╭─ Records shown
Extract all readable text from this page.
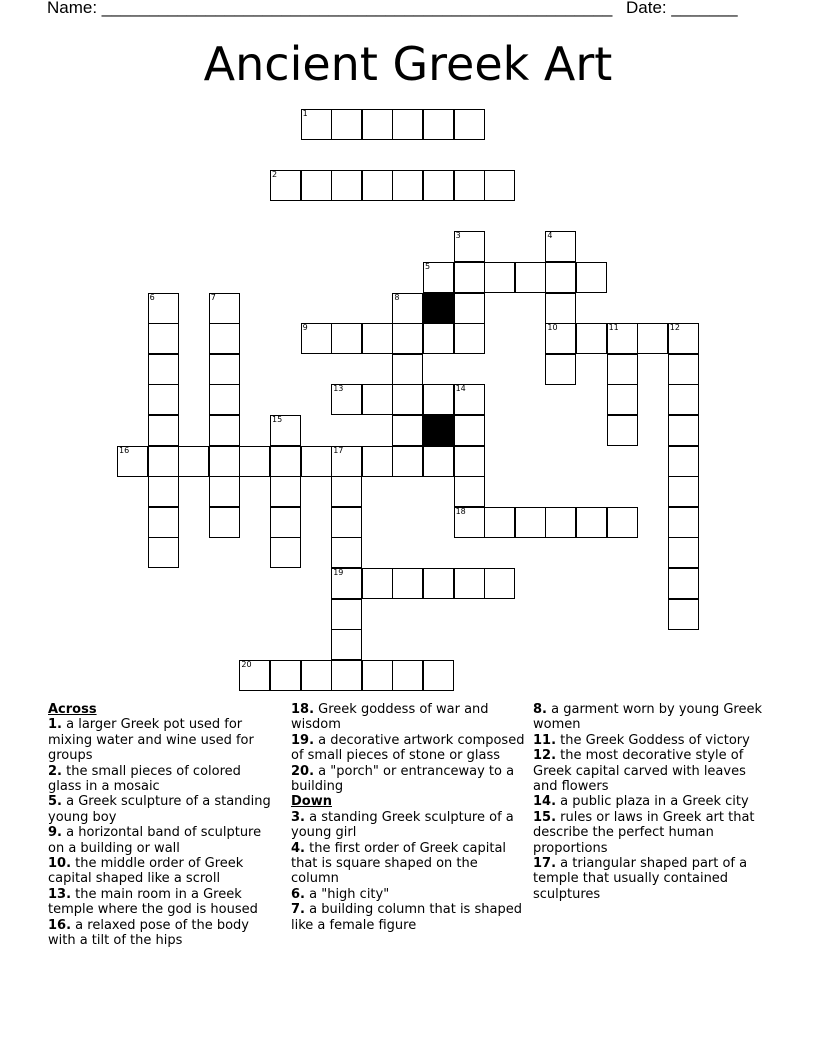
Name: ______________________________________________________ Date: _______
Ancient Greek Art
1
2
3	4
5
6	7	8
9	10	11	12
13	14
15
16	17
18
19
20
Across

1. a larger Greek pot used for mixing water and wine used for groups

2. the small pieces of colored glass in a mosaic

5. a Greek sculpture of a standing young boy

9. a horizontal band of sculpture on a building or wall

10. the middle order of Greek capital shaped like a scroll

13. the main room in a Greek temple where the god is housed

16. a relaxed pose of the body with a tilt of the hips

18. Greek goddess of war and wisdom

19. a decorative artwork composed of small pieces of stone or glass

20. a "porch" or entranceway to a building

Down

3. a standing Greek sculpture of a young girl

4. the first order of Greek capital that is square shaped on the column

6. a "high city"

7. a building column that is shaped like a female figure

8. a garment worn by young Greek women

11. the Greek Goddess of victory

12. the most decorative style of Greek capital carved with leaves and flowers

14. a public plaza in a Greek city

15. rules or laws in Greek art that describe the perfect human proportions

17. a triangular shaped part of a temple that usually contained sculptures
╰─
The problem: Return all lines of the material above in which the word "with" occurs.

Answer to the task:
16. a relaxed pose of the body with a tilt of the hips
12. the most decorative style of Greek capital carved with leaves and flowers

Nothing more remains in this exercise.